• WRITTEN PROBLEM: Which lines have the string "none"? Copy all of them from the entries below.

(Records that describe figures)
"""
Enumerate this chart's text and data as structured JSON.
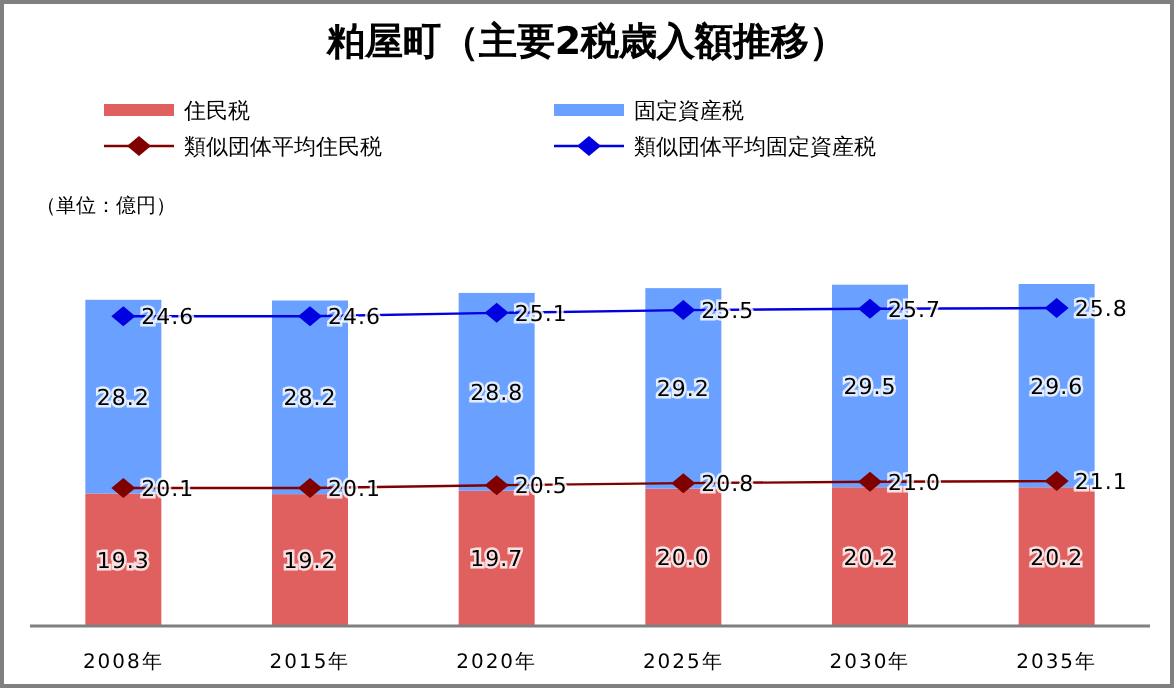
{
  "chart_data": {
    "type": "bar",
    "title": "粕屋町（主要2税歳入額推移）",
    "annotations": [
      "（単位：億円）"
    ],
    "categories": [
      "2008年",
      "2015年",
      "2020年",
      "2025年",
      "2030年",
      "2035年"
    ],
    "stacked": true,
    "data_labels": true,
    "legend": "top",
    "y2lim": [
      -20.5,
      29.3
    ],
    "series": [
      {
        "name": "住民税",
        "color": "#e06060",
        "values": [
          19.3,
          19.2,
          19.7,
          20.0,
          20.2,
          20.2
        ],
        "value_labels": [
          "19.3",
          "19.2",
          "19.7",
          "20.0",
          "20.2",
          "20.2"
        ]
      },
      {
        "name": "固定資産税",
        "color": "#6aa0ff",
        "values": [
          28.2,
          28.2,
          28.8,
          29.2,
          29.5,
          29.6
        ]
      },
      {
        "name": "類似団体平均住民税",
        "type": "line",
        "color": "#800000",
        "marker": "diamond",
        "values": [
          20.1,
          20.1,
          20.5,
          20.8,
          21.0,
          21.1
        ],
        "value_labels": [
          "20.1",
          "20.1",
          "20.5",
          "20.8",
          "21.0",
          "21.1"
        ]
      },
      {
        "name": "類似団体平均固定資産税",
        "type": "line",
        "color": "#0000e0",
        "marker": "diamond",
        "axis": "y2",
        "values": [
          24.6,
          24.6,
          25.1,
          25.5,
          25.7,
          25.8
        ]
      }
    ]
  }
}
"""
"""
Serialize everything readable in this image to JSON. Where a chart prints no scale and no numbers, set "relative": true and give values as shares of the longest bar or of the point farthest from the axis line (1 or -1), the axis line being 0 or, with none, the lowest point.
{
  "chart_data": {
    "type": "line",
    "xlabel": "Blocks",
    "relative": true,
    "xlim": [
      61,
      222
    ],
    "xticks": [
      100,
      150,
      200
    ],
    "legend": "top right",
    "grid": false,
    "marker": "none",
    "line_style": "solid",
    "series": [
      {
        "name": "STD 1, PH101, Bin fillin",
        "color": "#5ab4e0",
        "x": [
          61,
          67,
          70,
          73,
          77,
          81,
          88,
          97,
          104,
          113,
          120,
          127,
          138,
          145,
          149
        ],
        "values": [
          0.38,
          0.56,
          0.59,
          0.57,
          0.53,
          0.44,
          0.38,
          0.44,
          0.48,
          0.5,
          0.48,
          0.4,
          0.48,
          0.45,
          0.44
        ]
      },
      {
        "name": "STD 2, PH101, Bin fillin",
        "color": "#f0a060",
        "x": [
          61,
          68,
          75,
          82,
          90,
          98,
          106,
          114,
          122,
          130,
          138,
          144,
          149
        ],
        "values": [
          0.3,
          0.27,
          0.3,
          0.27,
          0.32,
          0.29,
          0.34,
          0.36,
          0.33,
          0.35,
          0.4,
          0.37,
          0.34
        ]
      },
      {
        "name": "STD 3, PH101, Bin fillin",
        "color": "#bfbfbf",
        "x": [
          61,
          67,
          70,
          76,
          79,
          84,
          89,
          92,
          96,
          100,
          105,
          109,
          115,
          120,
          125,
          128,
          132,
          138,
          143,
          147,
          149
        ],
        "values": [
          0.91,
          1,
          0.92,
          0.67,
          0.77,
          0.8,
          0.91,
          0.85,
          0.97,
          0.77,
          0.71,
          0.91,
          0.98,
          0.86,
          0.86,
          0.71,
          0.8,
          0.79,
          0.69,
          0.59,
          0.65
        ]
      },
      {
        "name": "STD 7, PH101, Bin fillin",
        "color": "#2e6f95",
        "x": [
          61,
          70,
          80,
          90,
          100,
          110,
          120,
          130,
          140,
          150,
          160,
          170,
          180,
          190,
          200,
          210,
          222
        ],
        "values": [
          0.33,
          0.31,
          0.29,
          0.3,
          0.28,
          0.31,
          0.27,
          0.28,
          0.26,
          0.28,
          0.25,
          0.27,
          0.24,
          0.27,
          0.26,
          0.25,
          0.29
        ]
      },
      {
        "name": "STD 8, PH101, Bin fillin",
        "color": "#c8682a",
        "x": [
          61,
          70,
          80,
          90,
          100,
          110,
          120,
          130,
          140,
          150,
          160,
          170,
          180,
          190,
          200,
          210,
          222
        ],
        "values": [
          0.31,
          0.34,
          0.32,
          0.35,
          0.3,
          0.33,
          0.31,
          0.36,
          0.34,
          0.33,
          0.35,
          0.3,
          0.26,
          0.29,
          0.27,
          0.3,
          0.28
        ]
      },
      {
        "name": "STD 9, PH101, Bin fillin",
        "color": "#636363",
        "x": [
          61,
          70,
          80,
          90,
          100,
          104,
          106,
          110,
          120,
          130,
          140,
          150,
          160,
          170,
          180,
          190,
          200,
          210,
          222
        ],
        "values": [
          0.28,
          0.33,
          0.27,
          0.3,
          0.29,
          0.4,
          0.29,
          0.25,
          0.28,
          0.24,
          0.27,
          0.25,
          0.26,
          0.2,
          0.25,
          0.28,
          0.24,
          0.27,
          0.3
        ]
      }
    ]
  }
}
"""
• COMPLETE ANSWER:
Serialize everything readable in this image to JSON. Where a chart prints no scale and no numbers, set "relative": true and give values as shares of the longest bar or of the point farthest from the axis line (1 or -1), the axis line being 0 or, with none, the lowest point.
    "marker": "none",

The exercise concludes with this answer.